#### Material to process
↓

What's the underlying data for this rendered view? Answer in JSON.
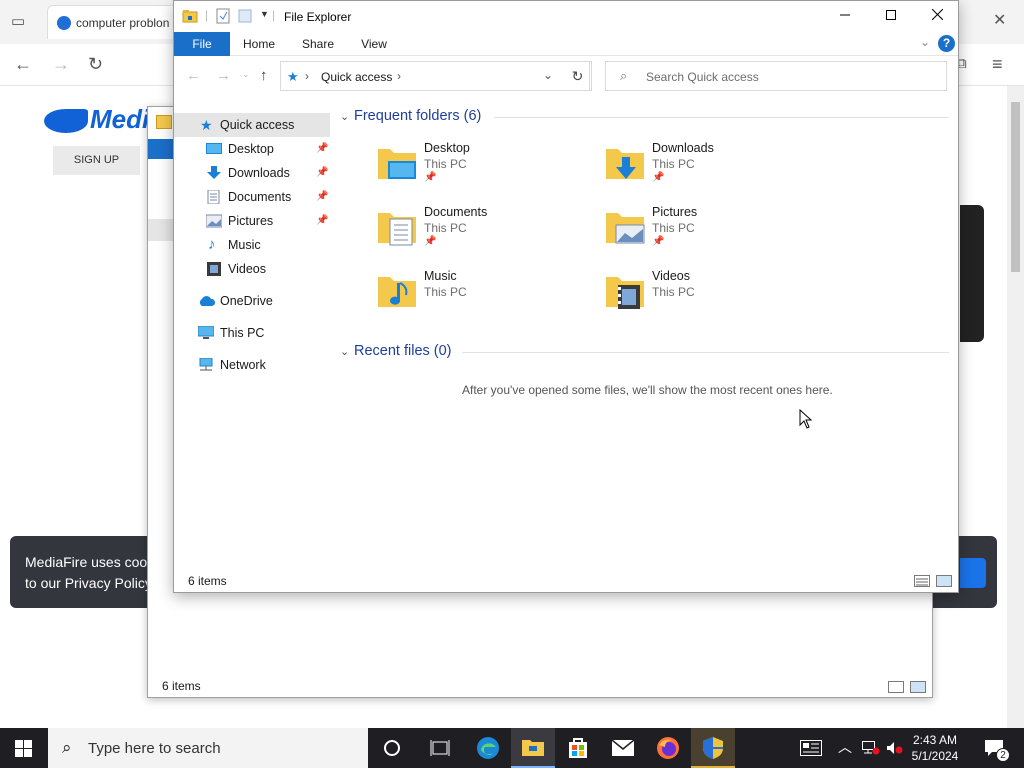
{
  "browser": {
    "tab_title": "computer problon",
    "mediafire": {
      "logo_text": "Medi",
      "signup_label": "SIGN UP",
      "cookie_line1": "MediaFire uses cooki",
      "cookie_line2": "to our Privacy Policy."
    }
  },
  "explorer_back": {
    "status_count": "6 items"
  },
  "explorer": {
    "title": "File Explorer",
    "ribbon_tabs": [
      "File",
      "Home",
      "Share",
      "View"
    ],
    "help_label": "?",
    "address": {
      "location": "Quick access",
      "search_placeholder": "Search Quick access"
    },
    "nav": {
      "quick_access": "Quick access",
      "pinned": [
        {
          "label": "Desktop",
          "icon": "desktop-icon",
          "pinned": true
        },
        {
          "label": "Downloads",
          "icon": "downloads-icon",
          "pinned": true
        },
        {
          "label": "Documents",
          "icon": "documents-icon",
          "pinned": true
        },
        {
          "label": "Pictures",
          "icon": "pictures-icon",
          "pinned": true
        },
        {
          "label": "Music",
          "icon": "music-icon",
          "pinned": false
        },
        {
          "label": "Videos",
          "icon": "videos-icon",
          "pinned": false
        }
      ],
      "onedrive": "OneDrive",
      "this_pc": "This PC",
      "network": "Network"
    },
    "frequent_header": "Frequent folders (6)",
    "recent_header": "Recent files (0)",
    "folders": [
      {
        "name": "Desktop",
        "location": "This PC",
        "pinned": true
      },
      {
        "name": "Downloads",
        "location": "This PC",
        "pinned": true
      },
      {
        "name": "Documents",
        "location": "This PC",
        "pinned": true
      },
      {
        "name": "Pictures",
        "location": "This PC",
        "pinned": true
      },
      {
        "name": "Music",
        "location": "This PC",
        "pinned": false
      },
      {
        "name": "Videos",
        "location": "This PC",
        "pinned": false
      }
    ],
    "recent_empty_message": "After you've opened some files, we'll show the most recent ones here.",
    "status_count": "6 items"
  },
  "taskbar": {
    "search_placeholder": "Type here to search",
    "time": "2:43 AM",
    "date": "5/1/2024",
    "notification_count": "2"
  },
  "colors": {
    "accent": "#1a6fc9",
    "section_header": "#1e3f9a",
    "folder_yellow": "#f3c84b",
    "taskbar": "#1f1f23"
  }
}
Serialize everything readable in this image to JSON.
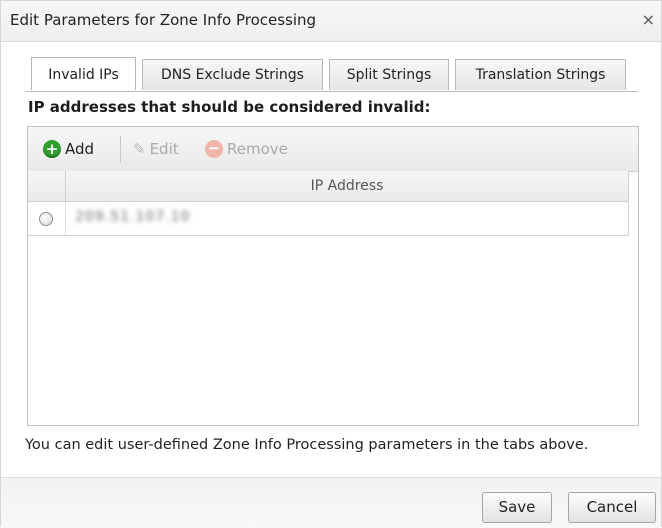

↑

Pull out every line of the entries that includes the word "folders".

#### Expected answer
    "frequent_header": "Frequent folders (6)",
    "folders": [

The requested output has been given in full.